#### [PROBLEM TO WORK ON]
Look through the data below and count each line where the word "label" appears. Reply with the count alone.

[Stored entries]
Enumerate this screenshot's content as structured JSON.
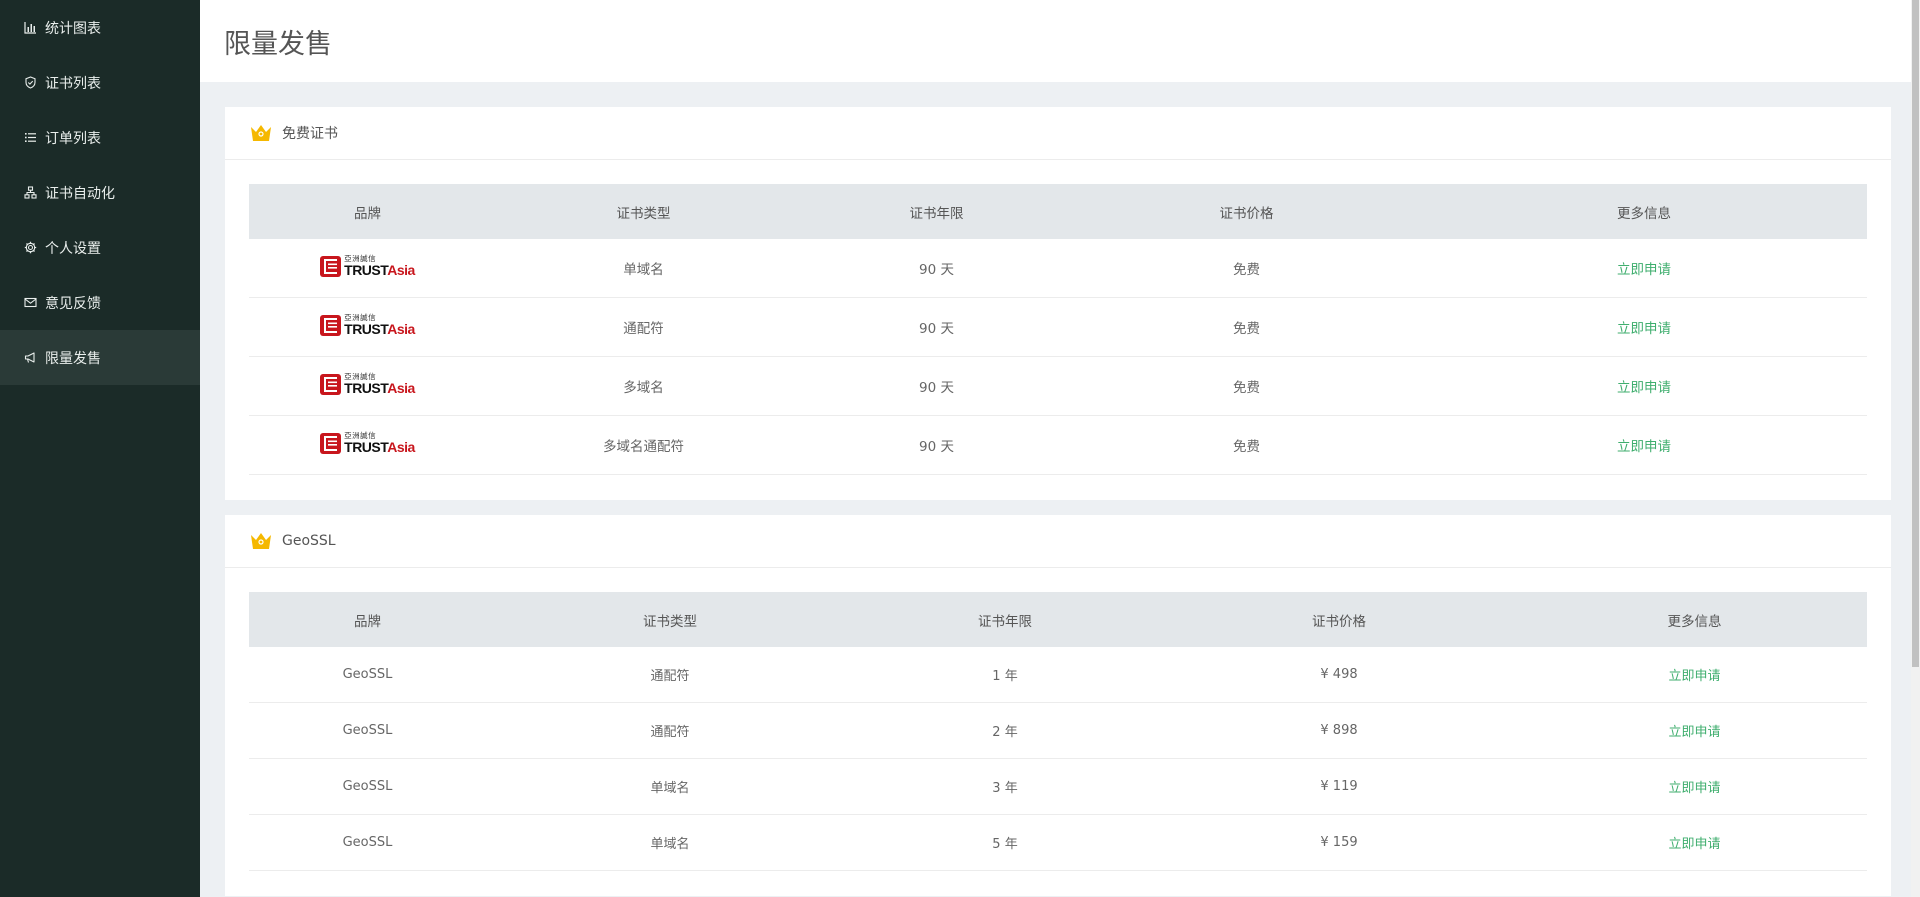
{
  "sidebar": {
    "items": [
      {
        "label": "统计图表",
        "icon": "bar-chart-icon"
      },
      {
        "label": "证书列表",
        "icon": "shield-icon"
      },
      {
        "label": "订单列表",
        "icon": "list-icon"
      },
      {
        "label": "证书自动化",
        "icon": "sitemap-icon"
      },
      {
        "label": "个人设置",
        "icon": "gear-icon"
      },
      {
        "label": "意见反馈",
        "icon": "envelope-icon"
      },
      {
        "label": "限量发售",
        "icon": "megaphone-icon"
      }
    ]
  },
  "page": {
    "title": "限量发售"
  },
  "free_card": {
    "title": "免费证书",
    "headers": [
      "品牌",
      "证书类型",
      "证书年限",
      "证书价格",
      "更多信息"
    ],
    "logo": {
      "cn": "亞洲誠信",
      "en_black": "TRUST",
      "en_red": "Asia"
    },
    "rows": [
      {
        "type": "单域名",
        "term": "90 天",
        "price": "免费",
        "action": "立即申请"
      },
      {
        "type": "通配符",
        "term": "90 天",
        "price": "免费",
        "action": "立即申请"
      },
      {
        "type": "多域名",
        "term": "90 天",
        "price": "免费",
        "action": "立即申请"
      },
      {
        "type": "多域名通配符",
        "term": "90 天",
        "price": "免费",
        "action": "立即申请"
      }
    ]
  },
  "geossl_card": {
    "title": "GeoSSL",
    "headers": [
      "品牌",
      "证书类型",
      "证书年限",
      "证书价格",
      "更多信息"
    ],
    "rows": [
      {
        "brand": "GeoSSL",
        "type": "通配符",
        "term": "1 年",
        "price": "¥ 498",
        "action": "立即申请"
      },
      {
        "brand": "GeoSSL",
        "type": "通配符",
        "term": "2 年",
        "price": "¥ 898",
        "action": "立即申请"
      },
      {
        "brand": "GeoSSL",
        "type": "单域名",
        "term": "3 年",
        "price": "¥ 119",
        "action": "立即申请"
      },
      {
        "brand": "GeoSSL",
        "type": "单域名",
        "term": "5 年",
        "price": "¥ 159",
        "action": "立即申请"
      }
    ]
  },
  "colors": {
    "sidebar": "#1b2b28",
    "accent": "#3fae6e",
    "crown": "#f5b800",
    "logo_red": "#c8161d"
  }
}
--
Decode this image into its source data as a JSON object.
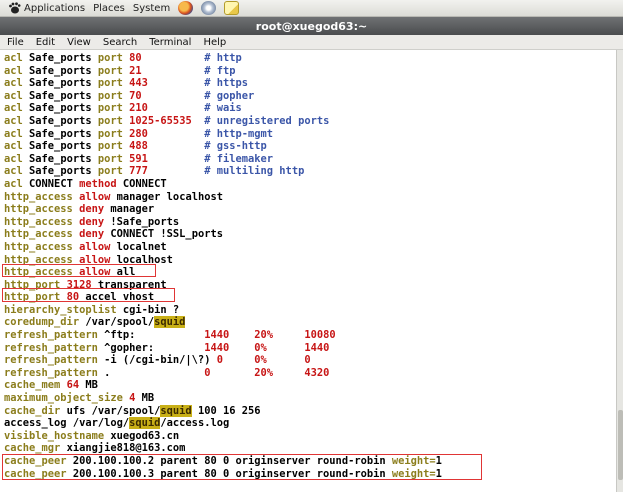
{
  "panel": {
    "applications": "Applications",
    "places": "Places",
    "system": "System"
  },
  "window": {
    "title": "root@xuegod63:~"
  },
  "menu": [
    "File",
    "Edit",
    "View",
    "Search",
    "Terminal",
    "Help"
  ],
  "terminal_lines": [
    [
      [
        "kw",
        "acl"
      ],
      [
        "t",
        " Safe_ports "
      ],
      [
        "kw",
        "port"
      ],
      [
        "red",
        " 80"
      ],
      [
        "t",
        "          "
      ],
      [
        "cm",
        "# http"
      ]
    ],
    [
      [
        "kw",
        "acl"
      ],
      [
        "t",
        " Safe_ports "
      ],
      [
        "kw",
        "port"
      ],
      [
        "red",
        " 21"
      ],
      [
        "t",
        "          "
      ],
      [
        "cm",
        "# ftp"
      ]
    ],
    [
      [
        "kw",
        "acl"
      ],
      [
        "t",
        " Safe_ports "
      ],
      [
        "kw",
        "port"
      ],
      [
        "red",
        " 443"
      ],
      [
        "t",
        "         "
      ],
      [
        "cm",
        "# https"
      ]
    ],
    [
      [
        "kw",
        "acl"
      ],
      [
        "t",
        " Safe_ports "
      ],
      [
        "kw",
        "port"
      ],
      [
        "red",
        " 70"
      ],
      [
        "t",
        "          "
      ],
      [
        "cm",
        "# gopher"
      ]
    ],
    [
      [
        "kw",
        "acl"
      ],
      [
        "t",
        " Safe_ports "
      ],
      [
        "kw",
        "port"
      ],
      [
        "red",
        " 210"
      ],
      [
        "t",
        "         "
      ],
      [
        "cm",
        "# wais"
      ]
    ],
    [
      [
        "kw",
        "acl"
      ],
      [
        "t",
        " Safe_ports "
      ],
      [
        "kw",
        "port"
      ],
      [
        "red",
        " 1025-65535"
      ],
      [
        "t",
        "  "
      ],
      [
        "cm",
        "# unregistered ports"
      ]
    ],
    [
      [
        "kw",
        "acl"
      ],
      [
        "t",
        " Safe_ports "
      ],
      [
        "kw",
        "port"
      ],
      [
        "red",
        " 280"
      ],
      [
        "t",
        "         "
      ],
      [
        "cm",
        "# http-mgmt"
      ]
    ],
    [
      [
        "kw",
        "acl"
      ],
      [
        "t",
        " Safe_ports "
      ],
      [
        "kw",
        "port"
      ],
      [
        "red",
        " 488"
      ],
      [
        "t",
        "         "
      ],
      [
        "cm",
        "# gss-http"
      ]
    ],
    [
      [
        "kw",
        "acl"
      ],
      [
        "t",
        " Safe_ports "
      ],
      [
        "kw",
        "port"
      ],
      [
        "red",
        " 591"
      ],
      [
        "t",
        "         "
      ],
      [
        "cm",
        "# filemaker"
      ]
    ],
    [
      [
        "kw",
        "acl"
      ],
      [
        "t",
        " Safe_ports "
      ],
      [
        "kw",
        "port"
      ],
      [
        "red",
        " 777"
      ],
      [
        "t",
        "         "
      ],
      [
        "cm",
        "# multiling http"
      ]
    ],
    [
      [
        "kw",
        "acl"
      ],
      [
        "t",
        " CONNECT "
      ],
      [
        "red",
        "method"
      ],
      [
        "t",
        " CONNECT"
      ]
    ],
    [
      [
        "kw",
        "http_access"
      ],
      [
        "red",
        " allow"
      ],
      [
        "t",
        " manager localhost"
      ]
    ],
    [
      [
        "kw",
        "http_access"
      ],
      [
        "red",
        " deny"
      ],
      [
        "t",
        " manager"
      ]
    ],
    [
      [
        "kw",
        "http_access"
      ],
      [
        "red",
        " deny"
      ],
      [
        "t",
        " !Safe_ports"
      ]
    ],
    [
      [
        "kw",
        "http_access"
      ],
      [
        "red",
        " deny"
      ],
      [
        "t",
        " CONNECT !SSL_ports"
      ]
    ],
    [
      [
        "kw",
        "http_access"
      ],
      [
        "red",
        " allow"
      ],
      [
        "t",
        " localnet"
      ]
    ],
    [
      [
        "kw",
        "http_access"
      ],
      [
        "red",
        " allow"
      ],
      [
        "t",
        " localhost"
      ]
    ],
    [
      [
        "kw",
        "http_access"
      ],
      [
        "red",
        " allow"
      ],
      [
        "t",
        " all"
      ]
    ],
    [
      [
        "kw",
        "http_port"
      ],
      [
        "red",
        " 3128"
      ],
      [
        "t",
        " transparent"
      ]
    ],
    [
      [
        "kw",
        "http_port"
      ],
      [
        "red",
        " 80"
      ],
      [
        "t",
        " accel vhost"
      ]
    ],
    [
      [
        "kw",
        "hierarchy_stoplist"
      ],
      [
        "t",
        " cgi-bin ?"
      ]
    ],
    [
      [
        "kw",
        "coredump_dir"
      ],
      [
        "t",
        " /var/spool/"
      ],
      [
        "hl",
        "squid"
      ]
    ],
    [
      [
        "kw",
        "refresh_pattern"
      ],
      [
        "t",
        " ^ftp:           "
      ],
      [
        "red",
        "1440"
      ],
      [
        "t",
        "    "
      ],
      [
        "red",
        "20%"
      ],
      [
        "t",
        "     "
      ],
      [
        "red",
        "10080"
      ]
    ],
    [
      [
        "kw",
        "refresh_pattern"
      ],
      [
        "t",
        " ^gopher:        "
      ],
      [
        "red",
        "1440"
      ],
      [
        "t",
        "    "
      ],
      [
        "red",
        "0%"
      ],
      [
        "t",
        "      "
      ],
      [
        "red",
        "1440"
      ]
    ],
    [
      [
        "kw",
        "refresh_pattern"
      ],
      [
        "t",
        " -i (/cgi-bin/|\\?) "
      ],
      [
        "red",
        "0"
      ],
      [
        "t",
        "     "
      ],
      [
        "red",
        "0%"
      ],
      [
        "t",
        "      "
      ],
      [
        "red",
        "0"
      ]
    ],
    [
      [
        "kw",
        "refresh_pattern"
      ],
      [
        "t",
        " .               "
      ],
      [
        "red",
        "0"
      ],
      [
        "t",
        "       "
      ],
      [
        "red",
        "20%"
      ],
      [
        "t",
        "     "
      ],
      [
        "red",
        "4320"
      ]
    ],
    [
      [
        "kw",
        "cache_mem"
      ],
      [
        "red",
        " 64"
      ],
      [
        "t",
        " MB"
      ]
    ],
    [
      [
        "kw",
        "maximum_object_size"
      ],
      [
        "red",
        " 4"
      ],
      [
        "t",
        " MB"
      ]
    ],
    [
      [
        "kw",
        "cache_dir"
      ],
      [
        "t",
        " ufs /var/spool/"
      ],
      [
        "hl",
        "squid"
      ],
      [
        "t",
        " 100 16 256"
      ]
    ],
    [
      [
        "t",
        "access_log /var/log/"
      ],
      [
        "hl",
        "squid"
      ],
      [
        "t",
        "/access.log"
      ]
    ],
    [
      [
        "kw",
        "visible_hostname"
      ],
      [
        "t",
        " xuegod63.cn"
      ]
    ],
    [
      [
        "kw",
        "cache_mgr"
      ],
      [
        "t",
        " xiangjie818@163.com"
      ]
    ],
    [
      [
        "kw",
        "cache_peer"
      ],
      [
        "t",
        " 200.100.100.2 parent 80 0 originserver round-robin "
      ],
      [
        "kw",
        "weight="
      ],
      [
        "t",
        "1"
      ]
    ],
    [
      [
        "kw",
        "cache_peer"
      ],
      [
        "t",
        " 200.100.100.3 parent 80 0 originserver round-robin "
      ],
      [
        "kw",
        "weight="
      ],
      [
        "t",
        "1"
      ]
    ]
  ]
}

#### [WRITTEN SOLUTION]
7